>>>>>

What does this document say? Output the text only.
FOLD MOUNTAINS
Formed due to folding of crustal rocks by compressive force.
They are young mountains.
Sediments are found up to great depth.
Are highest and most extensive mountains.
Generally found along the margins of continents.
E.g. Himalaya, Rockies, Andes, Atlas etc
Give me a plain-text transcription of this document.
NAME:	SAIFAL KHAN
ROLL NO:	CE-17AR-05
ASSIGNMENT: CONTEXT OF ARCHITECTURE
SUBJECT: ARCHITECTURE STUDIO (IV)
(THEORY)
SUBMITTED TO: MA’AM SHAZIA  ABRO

<<<<<

• TASK PROMPT
Reproduce the entire listing word for word.

• REPLY TO THE EXERCISE
What does this document say? Output the text only.
FOLD MOUNTAINS
Formed due to folding of crustal rocks by compressive force.
They are young mountains.
Sediments are found up to great depth.
Are highest and most extensive mountains.
Generally found along the margins of continents.
E.g. Himalaya, Rockies, Andes, Atlas etc
Give me a plain-text transcription of this document.
NAME:	SAIFAL KHAN
ROLL NO:	CE-17AR-05
ASSIGNMENT: CONTEXT OF ARCHITECTURE
SUBJECT: ARCHITECTURE STUDIO (IV)
(THEORY)
SUBMITTED TO: MA’AM SHAZIA  ABRO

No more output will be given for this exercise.